About this task: Your task is to return the data below, word for word.

Records from a data collection:

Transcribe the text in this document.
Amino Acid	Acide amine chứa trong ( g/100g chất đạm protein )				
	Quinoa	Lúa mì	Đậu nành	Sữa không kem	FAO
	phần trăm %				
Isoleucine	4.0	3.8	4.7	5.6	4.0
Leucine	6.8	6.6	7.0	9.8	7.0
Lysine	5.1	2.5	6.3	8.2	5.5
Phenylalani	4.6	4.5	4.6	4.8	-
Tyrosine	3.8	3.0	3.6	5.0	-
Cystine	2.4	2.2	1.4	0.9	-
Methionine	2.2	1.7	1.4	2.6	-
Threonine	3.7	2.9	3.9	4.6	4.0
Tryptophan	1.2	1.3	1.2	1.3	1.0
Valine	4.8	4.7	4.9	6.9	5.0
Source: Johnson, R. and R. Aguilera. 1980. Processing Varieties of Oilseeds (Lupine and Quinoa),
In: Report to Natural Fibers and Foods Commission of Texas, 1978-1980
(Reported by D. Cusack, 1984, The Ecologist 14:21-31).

Your response:
Transcribe the text in this document.
Amino Acid	Acide amine chứa trong ( g/100g chất đạm protein )				
	Quinoa	Lúa mì	Đậu nành	Sữa không kem	FAO
	phần trăm %				
Isoleucine	4.0	3.8	4.7	5.6	4.0
Leucine	6.8	6.6	7.0	9.8	7.0
Lysine	5.1	2.5	6.3	8.2	5.5
Phenylalani	4.6	4.5	4.6	4.8	-
Tyrosine	3.8	3.0	3.6	5.0	-
Cystine	2.4	2.2	1.4	0.9	-
Methionine	2.2	1.7	1.4	2.6	-
Threonine	3.7	2.9	3.9	4.6	4.0
Tryptophan	1.2	1.3	1.2	1.3	1.0
Valine	4.8	4.7	4.9	6.9	5.0
Source: Johnson, R. and R. Aguilera. 1980. Processing Varieties of Oilseeds (Lupine and Quinoa),
In: Report to Natural Fibers and Foods Commission of Texas, 1978-1980
(Reported by D. Cusack, 1984, The Ecologist 14:21-31).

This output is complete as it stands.